**Record set:**
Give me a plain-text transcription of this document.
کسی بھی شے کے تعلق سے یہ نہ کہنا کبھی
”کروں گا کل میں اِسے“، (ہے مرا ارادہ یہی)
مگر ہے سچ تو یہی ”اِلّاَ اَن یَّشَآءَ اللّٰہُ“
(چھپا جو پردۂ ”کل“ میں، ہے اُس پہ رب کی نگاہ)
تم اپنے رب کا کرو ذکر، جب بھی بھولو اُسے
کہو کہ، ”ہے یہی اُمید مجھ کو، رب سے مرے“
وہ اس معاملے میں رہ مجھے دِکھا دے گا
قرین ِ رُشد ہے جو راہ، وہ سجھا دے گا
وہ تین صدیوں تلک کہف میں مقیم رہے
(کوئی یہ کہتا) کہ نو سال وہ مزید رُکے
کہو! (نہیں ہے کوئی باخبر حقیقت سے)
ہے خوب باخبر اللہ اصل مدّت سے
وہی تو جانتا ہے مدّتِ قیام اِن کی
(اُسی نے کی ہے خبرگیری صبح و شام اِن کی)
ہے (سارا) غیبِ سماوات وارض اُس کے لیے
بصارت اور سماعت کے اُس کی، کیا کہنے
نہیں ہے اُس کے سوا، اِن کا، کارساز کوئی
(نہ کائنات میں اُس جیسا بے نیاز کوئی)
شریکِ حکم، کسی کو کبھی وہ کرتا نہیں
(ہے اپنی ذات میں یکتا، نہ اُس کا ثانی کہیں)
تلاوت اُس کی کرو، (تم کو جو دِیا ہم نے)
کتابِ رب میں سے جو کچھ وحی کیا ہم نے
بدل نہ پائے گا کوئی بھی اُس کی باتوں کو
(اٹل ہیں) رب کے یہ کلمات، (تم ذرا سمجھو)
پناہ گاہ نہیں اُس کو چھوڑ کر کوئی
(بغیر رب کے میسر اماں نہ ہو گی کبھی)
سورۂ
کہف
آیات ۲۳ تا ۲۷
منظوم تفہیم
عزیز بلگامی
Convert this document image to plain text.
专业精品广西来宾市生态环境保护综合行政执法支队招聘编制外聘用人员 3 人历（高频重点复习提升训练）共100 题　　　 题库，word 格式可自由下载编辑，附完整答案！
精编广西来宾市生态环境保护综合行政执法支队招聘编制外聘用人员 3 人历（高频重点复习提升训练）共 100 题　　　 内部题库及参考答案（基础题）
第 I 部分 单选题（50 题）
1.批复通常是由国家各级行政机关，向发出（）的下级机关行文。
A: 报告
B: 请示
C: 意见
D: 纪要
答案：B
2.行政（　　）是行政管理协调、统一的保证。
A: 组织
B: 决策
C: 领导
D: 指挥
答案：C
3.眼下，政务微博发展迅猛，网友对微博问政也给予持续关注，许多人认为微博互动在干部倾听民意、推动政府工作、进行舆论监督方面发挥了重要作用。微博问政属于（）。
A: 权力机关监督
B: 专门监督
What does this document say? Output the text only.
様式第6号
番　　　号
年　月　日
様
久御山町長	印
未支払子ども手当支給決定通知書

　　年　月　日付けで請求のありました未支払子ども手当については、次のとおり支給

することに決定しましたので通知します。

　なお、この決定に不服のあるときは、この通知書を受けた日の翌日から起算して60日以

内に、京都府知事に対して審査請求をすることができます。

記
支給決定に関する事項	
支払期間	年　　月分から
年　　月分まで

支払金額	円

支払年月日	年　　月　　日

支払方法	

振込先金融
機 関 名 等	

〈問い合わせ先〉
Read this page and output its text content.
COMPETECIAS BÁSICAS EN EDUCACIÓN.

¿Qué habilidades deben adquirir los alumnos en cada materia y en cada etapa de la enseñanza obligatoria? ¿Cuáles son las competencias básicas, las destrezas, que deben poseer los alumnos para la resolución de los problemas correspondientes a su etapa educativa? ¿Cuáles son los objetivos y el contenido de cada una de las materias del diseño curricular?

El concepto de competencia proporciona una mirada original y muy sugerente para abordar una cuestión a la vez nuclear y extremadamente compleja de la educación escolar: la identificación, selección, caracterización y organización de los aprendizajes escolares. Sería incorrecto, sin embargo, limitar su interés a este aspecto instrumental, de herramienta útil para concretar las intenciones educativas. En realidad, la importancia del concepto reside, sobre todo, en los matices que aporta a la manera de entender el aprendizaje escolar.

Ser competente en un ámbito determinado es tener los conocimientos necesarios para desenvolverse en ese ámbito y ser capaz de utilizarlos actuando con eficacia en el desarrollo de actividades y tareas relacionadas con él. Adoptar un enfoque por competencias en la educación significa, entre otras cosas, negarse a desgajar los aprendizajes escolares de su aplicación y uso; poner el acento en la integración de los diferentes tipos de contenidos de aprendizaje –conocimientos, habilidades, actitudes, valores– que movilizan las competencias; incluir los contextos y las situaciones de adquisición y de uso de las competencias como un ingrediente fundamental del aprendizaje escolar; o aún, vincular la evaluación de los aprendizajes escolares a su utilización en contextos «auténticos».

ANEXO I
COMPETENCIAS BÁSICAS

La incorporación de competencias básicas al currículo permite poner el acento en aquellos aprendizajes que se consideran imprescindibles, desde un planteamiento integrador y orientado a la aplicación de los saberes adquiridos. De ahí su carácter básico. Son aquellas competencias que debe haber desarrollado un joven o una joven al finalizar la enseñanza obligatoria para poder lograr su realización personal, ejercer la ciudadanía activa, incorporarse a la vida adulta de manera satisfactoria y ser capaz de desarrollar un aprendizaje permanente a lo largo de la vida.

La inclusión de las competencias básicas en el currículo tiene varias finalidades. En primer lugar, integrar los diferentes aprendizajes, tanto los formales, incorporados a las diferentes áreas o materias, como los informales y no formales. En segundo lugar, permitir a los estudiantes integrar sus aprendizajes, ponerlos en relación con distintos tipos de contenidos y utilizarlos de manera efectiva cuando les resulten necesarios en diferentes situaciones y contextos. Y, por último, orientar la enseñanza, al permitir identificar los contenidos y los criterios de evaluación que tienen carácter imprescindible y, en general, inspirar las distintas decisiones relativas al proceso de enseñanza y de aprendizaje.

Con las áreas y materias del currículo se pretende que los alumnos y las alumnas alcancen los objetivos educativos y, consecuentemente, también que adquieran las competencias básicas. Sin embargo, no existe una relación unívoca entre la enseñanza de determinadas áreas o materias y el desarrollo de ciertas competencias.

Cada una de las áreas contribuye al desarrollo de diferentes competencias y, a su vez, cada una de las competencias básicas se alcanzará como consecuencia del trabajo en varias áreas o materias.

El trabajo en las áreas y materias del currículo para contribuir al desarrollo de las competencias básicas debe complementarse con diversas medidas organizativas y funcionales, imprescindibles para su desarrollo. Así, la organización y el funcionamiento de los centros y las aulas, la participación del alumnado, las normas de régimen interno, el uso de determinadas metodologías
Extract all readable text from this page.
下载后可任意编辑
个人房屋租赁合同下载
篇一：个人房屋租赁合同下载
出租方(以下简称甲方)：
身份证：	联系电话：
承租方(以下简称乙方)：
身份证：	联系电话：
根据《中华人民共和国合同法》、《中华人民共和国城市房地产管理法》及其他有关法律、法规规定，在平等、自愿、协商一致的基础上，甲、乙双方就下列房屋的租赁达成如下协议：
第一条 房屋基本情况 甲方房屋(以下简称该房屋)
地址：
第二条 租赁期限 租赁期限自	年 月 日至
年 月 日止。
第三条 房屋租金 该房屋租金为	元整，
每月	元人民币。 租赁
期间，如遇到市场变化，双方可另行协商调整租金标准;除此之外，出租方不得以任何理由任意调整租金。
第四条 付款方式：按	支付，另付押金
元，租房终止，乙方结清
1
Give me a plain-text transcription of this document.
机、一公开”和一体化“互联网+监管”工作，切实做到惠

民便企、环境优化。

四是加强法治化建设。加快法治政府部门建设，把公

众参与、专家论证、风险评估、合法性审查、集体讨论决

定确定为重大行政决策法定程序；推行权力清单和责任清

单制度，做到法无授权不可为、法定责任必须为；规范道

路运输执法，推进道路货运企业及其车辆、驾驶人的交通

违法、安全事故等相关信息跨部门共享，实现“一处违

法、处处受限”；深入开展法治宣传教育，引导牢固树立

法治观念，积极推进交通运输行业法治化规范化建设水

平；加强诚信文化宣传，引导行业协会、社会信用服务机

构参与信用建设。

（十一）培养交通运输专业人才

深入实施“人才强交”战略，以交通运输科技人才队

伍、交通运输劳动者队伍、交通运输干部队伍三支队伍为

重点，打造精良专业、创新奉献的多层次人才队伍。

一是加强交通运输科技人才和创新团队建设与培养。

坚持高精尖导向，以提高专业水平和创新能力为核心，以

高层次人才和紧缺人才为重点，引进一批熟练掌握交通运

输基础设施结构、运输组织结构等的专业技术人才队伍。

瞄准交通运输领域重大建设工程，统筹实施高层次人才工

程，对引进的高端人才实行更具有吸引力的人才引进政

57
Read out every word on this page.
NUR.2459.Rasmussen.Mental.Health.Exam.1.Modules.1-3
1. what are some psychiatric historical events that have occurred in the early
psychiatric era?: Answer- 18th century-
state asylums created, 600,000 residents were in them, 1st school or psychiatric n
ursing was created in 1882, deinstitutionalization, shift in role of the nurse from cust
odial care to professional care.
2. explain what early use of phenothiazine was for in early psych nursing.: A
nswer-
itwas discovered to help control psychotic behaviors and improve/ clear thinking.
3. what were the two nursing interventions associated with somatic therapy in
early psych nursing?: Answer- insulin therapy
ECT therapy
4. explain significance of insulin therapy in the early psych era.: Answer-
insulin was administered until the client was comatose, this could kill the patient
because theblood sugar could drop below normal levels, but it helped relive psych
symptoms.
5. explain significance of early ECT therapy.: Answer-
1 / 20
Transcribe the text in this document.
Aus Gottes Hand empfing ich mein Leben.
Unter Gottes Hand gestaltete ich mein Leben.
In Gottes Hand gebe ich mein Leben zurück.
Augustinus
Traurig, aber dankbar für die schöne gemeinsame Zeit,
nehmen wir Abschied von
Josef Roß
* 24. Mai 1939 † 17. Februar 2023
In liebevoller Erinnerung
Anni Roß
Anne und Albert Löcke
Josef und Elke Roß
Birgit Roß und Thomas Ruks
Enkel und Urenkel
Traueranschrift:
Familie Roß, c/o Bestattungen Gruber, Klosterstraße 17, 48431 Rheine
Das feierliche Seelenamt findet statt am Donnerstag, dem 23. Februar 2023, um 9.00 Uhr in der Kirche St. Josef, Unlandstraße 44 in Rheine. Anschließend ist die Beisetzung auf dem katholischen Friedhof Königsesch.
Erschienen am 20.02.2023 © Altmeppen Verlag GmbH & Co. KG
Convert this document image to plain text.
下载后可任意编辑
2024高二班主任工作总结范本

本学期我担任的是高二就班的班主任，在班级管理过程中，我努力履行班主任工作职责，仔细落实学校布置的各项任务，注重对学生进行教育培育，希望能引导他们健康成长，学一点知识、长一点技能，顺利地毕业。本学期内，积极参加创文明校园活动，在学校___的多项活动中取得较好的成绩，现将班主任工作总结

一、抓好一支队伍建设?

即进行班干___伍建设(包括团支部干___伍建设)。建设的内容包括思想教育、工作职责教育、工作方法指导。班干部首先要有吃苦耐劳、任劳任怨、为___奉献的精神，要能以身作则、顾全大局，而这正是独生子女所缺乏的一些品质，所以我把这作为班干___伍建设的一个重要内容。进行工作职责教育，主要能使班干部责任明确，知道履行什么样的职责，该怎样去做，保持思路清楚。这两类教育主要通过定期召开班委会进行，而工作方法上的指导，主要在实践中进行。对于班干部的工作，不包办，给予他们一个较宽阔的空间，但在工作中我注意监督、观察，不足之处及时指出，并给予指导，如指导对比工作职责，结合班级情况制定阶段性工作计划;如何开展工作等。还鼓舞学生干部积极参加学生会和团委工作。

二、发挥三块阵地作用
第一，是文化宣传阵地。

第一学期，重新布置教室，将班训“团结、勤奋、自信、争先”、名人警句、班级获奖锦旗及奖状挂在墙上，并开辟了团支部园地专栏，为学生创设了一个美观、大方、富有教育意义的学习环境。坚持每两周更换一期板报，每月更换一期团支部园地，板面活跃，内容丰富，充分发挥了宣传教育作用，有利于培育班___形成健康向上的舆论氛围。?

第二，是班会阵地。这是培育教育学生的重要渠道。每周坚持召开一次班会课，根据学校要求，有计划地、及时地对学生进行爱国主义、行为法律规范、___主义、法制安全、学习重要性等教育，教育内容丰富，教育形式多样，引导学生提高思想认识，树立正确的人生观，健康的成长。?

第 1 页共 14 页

**What you are asked to do:** Whichever lines contain the string "cada", select and copy them.

**Exercise answer:**
¿Qué habilidades deben adquirir los alumnos en cada materia y en cada etapa de la enseñanza obligatoria? ¿Cuáles son las competencias básicas, las destrezas, que deben poseer los alumnos para la resolución de los problemas correspondientes a su etapa educativa? ¿Cuáles son los objetivos y el contenido de cada una de las materias del diseño curricular?
Cada una de las áreas contribuye al desarrollo de diferentes competencias y, a su vez, cada una de las competencias básicas se alcanzará como consecuencia del trabajo en varias áreas o materias.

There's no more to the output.